## Data shown
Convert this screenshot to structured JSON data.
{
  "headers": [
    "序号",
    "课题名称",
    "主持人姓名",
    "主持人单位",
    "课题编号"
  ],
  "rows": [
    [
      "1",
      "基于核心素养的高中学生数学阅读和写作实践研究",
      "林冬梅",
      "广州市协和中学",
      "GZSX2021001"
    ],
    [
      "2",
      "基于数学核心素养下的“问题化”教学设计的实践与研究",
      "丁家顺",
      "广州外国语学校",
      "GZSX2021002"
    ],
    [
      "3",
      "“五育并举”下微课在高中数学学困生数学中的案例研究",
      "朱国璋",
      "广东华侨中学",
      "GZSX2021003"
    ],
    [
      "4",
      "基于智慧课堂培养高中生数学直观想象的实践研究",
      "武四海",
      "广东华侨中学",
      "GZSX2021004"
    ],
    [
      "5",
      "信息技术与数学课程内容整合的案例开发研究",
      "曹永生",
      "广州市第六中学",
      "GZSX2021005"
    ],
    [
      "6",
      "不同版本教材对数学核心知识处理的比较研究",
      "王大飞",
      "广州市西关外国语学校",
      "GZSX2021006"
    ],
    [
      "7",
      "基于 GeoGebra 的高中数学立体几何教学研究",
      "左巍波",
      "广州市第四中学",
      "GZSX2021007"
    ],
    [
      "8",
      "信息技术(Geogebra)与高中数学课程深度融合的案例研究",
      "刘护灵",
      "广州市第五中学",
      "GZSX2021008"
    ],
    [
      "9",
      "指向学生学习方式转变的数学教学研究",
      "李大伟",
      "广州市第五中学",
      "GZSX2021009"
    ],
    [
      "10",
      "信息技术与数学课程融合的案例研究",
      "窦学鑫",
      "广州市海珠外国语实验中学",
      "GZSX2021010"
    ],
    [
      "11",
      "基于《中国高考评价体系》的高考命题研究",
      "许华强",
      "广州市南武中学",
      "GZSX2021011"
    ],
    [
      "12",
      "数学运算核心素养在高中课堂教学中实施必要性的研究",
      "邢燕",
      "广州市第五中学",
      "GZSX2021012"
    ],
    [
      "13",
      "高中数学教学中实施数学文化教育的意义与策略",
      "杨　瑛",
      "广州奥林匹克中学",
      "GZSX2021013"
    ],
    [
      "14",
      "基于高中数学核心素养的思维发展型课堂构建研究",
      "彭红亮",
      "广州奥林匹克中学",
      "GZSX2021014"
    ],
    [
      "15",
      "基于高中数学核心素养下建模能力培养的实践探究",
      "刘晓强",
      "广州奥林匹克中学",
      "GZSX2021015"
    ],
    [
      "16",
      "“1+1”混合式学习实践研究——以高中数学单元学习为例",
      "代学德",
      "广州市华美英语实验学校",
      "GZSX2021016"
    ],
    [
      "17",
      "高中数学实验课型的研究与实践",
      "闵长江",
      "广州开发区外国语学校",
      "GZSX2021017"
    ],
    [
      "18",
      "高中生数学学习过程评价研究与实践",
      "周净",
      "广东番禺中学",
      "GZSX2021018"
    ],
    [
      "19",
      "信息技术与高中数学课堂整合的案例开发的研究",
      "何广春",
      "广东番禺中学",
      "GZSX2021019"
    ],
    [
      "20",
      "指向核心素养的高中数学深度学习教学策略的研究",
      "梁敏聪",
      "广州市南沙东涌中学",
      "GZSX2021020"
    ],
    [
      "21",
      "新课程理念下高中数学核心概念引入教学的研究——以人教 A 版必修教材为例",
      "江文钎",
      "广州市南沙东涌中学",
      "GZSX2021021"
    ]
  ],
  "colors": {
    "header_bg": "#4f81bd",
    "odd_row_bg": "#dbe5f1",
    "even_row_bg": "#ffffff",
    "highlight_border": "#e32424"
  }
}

## Written exercise
Print again each line of the listing above, exactly as it appears.

## Task solution
Convert this screenshot to structured JSON data.
{
  "headers": [
    "序号",
    "课题名称",
    "主持人姓名",
    "主持人单位",
    "课题编号"
  ],
  "rows": [
    [
      "1",
      "基于核心素养的高中学生数学阅读和写作实践研究",
      "林冬梅",
      "广州市协和中学",
      "GZSX2021001"
    ],
    [
      "2",
      "基于数学核心素养下的“问题化”教学设计的实践与研究",
      "丁家顺",
      "广州外国语学校",
      "GZSX2021002"
    ],
    [
      "3",
      "“五育并举”下微课在高中数学学困生数学中的案例研究",
      "朱国璋",
      "广东华侨中学",
      "GZSX2021003"
    ],
    [
      "4",
      "基于智慧课堂培养高中生数学直观想象的实践研究",
      "武四海",
      "广东华侨中学",
      "GZSX2021004"
    ],
    [
      "5",
      "信息技术与数学课程内容整合的案例开发研究",
      "曹永生",
      "广州市第六中学",
      "GZSX2021005"
    ],
    [
      "6",
      "不同版本教材对数学核心知识处理的比较研究",
      "王大飞",
      "广州市西关外国语学校",
      "GZSX2021006"
    ],
    [
      "7",
      "基于 GeoGebra 的高中数学立体几何教学研究",
      "左巍波",
      "广州市第四中学",
      "GZSX2021007"
    ],
    [
      "8",
      "信息技术(Geogebra)与高中数学课程深度融合的案例研究",
      "刘护灵",
      "广州市第五中学",
      "GZSX2021008"
    ],
    [
      "9",
      "指向学生学习方式转变的数学教学研究",
      "李大伟",
      "广州市第五中学",
      "GZSX2021009"
    ],
    [
      "10",
      "信息技术与数学课程融合的案例研究",
      "窦学鑫",
      "广州市海珠外国语实验中学",
      "GZSX2021010"
    ],
    [
      "11",
      "基于《中国高考评价体系》的高考命题研究",
      "许华强",
      "广州市南武中学",
      "GZSX2021011"
    ],
    [
      "12",
      "数学运算核心素养在高中课堂教学中实施必要性的研究",
      "邢燕",
      "广州市第五中学",
      "GZSX2021012"
    ],
    [
      "13",
      "高中数学教学中实施数学文化教育的意义与策略",
      "杨　瑛",
      "广州奥林匹克中学",
      "GZSX2021013"
    ],
    [
      "14",
      "基于高中数学核心素养的思维发展型课堂构建研究",
      "彭红亮",
      "广州奥林匹克中学",
      "GZSX2021014"
    ],
    [
      "15",
      "基于高中数学核心素养下建模能力培养的实践探究",
      "刘晓强",
      "广州奥林匹克中学",
      "GZSX2021015"
    ],
    [
      "16",
      "“1+1”混合式学习实践研究——以高中数学单元学习为例",
      "代学德",
      "广州市华美英语实验学校",
      "GZSX2021016"
    ],
    [
      "17",
      "高中数学实验课型的研究与实践",
      "闵长江",
      "广州开发区外国语学校",
      "GZSX2021017"
    ],
    [
      "18",
      "高中生数学学习过程评价研究与实践",
      "周净",
      "广东番禺中学",
      "GZSX2021018"
    ],
    [
      "19",
      "信息技术与高中数学课堂整合的案例开发的研究",
      "何广春",
      "广东番禺中学",
      "GZSX2021019"
    ],
    [
      "20",
      "指向核心素养的高中数学深度学习教学策略的研究",
      "梁敏聪",
      "广州市南沙东涌中学",
      "GZSX2021020"
    ],
    [
      "21",
      "新课程理念下高中数学核心概念引入教学的研究——以人教 A 版必修教材为例",
      "江文钎",
      "广州市南沙东涌中学",
      "GZSX2021021"
    ]
  ],
  "colors": {
    "header_bg": "#4f81bd",
    "odd_row_bg": "#dbe5f1",
    "even_row_bg": "#ffffff",
    "highlight_border": "#e32424"
  }
}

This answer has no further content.